SET EXERCISE: From the entries below, copy every line that holds the word "JSON".

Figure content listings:
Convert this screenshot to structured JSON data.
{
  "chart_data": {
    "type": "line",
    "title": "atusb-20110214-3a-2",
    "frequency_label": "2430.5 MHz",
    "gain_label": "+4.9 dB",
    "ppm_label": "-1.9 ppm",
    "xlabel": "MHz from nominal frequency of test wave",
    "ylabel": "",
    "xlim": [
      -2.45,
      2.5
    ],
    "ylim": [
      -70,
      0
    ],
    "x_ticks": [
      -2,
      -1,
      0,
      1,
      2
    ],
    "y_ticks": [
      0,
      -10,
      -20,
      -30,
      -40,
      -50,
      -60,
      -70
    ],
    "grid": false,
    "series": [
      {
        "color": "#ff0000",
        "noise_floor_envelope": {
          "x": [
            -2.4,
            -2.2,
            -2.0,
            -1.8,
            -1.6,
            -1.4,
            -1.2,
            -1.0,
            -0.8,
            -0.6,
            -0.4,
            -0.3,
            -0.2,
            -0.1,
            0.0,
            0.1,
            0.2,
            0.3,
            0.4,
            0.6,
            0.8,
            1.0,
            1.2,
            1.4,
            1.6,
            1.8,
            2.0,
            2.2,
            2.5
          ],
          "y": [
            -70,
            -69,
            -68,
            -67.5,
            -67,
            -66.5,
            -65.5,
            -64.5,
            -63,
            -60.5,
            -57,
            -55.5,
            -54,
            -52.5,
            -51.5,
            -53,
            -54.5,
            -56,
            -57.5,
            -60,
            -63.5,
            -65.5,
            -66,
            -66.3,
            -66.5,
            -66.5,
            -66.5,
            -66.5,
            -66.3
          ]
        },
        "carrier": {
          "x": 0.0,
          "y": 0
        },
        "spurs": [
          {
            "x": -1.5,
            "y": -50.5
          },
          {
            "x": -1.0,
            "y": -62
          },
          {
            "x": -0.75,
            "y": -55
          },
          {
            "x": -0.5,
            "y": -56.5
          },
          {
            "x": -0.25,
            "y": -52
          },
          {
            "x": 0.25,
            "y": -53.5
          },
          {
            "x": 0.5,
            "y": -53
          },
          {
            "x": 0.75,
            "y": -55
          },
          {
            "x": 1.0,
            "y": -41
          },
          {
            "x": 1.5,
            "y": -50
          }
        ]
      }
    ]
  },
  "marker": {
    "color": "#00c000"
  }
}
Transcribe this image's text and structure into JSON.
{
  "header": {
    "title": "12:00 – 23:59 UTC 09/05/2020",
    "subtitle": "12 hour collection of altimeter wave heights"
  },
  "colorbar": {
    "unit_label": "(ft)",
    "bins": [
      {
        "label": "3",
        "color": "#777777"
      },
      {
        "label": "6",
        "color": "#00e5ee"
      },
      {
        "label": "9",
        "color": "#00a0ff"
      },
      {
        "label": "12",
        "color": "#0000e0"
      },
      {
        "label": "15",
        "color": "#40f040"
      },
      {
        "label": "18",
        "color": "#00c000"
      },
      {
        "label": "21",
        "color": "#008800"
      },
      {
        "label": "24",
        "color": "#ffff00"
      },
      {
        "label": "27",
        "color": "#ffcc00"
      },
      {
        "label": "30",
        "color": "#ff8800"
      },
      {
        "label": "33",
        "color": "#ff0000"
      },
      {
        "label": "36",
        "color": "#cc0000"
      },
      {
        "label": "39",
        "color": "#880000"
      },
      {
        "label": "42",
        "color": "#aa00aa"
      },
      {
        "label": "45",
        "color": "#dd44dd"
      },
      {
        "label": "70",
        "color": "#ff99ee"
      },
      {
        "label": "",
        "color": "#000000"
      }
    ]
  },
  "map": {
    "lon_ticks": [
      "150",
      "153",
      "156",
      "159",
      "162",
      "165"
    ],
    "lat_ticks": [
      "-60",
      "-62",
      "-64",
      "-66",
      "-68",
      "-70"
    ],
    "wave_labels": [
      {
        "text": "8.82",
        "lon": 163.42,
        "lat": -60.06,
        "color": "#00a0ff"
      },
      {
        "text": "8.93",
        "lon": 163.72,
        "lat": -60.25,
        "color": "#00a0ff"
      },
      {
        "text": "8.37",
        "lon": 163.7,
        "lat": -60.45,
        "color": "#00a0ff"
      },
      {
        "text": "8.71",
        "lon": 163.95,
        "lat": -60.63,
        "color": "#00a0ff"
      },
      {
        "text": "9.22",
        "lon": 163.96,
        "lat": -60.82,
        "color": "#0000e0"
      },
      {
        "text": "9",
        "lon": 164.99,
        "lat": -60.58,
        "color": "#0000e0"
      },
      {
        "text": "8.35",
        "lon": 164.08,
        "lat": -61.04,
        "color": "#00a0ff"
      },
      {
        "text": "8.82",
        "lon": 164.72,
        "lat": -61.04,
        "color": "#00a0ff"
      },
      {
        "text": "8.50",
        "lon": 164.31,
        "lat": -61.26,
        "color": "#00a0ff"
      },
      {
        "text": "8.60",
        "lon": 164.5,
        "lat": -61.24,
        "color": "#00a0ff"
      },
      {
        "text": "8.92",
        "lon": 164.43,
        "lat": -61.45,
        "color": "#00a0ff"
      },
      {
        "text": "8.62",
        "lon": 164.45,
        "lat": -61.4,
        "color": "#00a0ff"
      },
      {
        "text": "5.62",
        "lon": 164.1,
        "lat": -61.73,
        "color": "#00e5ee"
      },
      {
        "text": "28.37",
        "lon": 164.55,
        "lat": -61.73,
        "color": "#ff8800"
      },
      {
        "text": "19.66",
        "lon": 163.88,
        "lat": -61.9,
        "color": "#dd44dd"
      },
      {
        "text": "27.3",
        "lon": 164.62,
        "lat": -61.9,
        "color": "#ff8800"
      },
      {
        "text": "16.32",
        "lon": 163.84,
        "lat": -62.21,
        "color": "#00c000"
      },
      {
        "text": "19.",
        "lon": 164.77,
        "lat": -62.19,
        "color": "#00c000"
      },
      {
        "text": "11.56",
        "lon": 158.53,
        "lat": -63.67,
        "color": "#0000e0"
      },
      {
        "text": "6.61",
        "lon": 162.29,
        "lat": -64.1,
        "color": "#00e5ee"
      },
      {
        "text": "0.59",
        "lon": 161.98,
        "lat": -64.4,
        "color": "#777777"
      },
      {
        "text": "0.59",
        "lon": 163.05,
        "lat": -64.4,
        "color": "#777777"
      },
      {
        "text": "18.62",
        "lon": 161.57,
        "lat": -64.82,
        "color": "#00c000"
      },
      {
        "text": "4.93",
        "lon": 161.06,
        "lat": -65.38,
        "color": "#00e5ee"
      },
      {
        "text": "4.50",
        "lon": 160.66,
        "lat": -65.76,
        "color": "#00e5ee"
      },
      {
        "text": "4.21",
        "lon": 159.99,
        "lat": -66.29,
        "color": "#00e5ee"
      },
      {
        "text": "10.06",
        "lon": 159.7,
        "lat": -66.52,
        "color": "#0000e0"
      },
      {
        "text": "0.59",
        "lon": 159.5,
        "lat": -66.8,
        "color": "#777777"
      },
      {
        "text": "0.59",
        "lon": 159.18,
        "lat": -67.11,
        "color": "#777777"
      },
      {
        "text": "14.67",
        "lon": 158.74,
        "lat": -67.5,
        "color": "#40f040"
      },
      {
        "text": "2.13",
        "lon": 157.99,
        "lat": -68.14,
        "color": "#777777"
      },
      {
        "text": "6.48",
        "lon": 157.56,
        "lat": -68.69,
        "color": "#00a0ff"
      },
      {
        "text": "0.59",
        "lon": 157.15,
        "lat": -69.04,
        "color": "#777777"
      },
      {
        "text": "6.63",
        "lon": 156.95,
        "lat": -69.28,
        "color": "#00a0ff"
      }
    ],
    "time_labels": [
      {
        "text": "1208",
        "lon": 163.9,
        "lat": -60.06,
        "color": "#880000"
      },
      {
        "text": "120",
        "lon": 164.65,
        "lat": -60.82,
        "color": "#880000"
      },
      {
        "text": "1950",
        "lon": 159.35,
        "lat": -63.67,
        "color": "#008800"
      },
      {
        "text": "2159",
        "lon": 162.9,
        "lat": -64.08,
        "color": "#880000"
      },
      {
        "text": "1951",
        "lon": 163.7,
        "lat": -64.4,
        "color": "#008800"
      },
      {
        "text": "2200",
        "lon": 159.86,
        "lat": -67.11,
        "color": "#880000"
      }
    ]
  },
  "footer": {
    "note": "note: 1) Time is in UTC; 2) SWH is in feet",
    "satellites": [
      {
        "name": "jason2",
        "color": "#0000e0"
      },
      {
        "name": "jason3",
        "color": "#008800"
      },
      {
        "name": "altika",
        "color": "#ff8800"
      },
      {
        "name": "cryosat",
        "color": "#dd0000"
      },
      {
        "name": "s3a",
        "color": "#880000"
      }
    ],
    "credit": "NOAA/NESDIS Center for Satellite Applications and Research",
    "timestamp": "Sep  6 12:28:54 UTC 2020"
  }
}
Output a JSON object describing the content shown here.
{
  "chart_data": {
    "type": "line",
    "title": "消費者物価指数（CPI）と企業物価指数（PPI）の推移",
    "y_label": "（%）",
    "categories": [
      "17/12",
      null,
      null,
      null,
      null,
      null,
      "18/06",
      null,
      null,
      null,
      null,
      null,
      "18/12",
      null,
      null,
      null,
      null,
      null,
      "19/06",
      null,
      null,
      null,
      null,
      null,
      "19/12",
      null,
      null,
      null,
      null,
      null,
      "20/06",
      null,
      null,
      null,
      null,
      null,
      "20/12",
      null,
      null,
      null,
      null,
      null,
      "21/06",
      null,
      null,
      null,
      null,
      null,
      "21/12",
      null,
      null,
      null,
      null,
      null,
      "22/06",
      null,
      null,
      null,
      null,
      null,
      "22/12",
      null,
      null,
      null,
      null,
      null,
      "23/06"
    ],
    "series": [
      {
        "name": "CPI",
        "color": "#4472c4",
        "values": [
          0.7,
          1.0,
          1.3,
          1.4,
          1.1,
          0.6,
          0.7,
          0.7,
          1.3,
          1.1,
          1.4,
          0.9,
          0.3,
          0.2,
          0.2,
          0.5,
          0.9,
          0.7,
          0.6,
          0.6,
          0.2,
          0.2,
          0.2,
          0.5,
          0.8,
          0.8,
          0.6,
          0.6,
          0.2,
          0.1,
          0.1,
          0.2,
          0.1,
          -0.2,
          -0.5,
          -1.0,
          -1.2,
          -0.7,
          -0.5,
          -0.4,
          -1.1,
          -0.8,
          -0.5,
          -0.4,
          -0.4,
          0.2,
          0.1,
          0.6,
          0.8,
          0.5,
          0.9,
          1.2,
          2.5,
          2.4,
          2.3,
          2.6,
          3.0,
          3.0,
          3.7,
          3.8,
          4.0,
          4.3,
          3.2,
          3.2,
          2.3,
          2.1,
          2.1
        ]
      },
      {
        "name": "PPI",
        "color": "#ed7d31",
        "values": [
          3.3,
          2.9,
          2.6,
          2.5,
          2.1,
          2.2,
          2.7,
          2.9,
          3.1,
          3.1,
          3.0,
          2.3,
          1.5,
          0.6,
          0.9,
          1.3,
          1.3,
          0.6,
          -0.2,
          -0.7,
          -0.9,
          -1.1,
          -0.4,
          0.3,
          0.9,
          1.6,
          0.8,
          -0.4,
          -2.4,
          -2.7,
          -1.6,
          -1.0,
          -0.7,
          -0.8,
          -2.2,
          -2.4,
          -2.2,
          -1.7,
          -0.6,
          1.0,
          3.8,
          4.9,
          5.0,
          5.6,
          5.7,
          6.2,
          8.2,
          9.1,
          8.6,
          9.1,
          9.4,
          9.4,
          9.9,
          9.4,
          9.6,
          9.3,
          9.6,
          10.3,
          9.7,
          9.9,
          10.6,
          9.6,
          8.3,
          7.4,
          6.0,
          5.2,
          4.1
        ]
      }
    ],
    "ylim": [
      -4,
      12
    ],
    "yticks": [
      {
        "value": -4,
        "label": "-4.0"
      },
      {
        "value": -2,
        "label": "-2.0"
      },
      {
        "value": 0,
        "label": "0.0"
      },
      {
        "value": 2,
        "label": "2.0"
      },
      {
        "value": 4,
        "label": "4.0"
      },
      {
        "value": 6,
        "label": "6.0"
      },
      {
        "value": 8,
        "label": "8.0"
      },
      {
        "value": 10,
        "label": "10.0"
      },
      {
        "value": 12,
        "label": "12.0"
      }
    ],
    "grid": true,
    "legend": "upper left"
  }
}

WRITTEN RESPONSE:
Convert this screenshot to structured JSON data.
Transcribe this image's text and structure into JSON.
Output a JSON object describing the content shown here.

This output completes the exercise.